Goal => Make an exact copy of the listing below.

Start Dataset entries

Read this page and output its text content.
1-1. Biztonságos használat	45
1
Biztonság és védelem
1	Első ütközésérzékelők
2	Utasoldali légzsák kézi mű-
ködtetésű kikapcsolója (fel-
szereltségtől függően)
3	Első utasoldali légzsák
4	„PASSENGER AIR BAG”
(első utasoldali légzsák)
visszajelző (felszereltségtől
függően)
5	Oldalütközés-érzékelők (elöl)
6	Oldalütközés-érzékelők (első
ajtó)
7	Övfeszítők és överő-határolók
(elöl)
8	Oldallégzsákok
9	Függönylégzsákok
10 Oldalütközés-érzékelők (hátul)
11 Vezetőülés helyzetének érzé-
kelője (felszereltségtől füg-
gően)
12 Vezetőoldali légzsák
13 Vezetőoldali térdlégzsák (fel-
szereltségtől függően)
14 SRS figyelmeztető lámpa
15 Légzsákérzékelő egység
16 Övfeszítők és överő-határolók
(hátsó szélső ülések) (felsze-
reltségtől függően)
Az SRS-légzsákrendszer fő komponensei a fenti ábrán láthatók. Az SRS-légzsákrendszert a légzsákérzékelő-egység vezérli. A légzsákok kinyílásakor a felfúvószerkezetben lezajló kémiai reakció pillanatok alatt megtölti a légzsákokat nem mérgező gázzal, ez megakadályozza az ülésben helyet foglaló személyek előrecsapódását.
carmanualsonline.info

End Dataset entries

Full solution =>
Read this page and output its text content.
1-1. Biztonságos használat	45
1
Biztonság és védelem
1	Első ütközésérzékelők
2	Utasoldali légzsák kézi mű-
ködtetésű kikapcsolója (fel-
szereltségtől függően)
3	Első utasoldali légzsák
4	„PASSENGER AIR BAG”
(első utasoldali légzsák)
visszajelző (felszereltségtől
függően)
5	Oldalütközés-érzékelők (elöl)
6	Oldalütközés-érzékelők (első
ajtó)
7	Övfeszítők és överő-határolók
(elöl)
8	Oldallégzsákok
9	Függönylégzsákok
10 Oldalütközés-érzékelők (hátul)
11 Vezetőülés helyzetének érzé-
kelője (felszereltségtől füg-
gően)
12 Vezetőoldali légzsák
13 Vezetőoldali térdlégzsák (fel-
szereltségtől függően)
14 SRS figyelmeztető lámpa
15 Légzsákérzékelő egység
16 Övfeszítők és överő-határolók
(hátsó szélső ülések) (felsze-
reltségtől függően)
Az SRS-légzsákrendszer fő komponensei a fenti ábrán láthatók. Az SRS-légzsákrendszert a légzsákérzékelő-egység vezérli. A légzsákok kinyílásakor a felfúvószerkezetben lezajló kémiai reakció pillanatok alatt megtölti a légzsákokat nem mérgező gázzal, ez megakadályozza az ülésben helyet foglaló személyek előrecsapódását.
carmanualsonline.info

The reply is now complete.